[Records from a data source]
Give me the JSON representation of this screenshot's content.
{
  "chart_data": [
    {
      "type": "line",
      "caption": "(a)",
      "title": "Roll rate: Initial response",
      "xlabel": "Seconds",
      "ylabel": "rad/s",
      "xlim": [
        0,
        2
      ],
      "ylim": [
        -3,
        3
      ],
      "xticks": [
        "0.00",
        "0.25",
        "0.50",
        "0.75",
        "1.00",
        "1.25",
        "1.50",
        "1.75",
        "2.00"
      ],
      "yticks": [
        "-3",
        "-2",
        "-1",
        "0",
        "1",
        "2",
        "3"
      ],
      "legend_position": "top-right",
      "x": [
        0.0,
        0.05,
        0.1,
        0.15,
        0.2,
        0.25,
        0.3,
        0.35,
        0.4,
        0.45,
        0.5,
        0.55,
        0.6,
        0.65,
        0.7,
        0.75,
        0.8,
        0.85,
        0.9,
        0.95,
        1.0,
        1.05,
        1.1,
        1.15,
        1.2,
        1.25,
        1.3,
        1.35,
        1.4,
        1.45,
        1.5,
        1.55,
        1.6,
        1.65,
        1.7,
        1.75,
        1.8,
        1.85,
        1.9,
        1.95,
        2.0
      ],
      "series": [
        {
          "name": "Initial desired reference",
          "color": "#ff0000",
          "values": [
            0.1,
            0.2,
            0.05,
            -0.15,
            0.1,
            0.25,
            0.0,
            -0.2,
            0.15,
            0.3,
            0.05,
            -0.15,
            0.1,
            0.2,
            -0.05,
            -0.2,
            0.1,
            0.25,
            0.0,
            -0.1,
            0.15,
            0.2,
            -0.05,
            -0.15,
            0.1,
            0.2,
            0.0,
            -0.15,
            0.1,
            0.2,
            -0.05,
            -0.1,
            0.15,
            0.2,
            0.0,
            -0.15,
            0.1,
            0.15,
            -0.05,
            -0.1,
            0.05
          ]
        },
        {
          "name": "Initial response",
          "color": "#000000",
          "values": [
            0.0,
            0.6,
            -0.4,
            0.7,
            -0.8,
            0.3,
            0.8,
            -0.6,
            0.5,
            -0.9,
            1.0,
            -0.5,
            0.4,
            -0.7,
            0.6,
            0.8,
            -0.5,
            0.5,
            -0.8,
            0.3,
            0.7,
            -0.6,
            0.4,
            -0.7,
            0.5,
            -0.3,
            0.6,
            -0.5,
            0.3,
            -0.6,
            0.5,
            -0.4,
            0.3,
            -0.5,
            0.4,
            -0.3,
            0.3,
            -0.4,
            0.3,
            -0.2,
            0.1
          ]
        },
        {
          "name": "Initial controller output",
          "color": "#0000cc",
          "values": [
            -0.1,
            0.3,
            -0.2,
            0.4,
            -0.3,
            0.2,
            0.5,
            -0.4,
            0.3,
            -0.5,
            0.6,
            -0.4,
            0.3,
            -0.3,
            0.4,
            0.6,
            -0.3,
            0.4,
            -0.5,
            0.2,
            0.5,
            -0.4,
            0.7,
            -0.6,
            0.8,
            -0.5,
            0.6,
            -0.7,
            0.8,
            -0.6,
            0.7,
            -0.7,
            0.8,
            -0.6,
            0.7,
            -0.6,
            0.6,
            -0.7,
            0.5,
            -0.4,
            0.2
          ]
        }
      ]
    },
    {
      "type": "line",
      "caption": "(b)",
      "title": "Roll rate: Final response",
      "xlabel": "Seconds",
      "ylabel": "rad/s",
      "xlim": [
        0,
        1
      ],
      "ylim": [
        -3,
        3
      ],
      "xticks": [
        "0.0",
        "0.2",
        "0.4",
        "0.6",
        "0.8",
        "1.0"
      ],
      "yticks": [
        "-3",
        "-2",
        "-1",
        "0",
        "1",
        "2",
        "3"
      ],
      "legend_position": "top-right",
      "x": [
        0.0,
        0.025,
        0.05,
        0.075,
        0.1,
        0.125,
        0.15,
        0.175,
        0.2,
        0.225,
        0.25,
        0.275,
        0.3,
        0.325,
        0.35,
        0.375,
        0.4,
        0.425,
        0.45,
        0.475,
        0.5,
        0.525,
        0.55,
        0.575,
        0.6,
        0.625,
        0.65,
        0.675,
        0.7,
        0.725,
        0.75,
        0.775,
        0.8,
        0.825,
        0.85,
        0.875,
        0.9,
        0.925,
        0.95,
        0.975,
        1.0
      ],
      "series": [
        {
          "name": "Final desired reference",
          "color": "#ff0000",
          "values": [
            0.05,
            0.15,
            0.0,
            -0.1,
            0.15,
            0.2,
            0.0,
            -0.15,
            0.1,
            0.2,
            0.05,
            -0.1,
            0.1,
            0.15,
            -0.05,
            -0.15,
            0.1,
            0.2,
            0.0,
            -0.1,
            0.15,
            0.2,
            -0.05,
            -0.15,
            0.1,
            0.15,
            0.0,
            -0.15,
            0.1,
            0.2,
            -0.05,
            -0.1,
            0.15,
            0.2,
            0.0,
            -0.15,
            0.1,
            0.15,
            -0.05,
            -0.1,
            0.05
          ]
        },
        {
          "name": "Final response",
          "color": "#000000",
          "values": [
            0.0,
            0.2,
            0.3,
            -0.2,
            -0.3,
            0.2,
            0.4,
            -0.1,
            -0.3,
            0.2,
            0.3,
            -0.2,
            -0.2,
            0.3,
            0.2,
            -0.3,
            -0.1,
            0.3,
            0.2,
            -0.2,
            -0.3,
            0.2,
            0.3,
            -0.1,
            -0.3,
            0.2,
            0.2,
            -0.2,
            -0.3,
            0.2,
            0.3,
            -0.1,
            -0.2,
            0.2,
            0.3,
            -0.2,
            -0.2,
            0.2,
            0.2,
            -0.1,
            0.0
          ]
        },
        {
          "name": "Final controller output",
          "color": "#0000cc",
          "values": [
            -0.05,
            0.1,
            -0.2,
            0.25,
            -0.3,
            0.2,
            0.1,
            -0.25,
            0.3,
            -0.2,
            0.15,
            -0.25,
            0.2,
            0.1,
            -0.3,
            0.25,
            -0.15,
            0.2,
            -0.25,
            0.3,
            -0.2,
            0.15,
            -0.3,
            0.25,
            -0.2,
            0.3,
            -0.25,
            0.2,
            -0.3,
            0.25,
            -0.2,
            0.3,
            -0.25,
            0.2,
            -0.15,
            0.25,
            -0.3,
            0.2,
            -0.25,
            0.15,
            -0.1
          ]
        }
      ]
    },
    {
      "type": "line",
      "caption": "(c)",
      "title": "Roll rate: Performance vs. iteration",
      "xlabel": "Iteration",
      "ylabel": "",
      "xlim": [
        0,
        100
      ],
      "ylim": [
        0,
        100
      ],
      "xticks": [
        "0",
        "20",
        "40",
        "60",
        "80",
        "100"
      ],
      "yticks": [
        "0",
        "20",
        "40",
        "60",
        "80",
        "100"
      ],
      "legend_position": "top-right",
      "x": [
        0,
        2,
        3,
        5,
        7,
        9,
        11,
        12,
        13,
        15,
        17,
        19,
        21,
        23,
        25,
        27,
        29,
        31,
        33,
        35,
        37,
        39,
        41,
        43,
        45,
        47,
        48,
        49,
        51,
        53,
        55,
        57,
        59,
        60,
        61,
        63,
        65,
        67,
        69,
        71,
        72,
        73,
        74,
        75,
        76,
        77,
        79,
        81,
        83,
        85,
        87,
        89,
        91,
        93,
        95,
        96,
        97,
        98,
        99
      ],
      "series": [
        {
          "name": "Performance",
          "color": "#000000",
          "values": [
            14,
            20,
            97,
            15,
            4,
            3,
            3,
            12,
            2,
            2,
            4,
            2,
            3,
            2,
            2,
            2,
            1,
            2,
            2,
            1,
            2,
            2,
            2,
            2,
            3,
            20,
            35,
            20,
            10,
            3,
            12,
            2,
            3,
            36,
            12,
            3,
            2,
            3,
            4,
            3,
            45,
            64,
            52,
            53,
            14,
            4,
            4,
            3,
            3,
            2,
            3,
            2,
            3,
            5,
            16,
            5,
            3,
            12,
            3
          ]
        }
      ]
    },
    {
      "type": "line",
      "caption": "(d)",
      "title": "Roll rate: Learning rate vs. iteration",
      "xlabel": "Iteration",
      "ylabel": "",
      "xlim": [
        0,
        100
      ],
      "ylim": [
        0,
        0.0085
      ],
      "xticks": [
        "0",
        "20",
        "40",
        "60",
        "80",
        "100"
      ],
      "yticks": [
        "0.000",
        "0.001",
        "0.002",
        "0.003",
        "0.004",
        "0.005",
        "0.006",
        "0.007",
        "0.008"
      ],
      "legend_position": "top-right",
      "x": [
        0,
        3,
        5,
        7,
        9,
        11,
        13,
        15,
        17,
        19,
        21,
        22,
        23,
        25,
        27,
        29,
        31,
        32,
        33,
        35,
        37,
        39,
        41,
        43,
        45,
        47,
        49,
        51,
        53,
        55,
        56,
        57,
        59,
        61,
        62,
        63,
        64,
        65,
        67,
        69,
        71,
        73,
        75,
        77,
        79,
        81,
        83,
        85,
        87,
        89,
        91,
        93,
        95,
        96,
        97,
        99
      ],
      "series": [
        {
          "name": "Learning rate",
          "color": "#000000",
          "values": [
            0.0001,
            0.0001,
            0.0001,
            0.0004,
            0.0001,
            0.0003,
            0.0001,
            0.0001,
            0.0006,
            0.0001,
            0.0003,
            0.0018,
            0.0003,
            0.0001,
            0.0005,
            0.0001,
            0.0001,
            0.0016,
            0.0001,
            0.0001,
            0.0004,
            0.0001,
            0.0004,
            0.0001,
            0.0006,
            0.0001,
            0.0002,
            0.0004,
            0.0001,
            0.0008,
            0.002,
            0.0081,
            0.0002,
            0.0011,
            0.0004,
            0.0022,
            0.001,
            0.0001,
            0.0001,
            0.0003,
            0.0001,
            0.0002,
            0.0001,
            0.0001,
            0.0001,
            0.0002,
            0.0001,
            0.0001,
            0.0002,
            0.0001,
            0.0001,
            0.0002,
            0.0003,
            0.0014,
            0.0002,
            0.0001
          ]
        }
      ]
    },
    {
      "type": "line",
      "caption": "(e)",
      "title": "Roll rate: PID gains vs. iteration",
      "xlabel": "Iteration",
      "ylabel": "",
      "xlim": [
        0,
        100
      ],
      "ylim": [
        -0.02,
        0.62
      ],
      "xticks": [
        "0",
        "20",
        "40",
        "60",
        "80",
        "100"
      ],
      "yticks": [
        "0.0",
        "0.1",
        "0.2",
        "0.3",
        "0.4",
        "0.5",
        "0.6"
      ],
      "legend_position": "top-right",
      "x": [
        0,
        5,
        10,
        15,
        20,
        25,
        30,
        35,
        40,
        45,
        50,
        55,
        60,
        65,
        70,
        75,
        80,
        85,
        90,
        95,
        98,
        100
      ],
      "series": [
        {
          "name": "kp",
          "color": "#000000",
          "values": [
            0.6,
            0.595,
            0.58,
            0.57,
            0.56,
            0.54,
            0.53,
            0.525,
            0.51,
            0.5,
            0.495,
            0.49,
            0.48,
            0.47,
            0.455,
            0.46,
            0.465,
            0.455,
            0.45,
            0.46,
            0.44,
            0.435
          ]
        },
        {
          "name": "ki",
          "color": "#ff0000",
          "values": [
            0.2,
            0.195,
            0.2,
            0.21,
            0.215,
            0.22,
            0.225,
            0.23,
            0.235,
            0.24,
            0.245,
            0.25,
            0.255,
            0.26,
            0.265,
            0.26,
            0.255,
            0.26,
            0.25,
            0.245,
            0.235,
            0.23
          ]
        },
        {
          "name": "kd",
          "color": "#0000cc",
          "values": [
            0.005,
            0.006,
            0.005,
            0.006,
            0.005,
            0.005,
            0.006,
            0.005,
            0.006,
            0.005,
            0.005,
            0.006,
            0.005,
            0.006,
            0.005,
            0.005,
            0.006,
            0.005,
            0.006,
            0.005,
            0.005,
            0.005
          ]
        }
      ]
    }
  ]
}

◆ **Requirements**: In the listing above, locate each line with "Learning" and copy it.

◆ **Output**:
      "title": "Roll rate: Learning rate vs. iteration",
          "name": "Learning rate",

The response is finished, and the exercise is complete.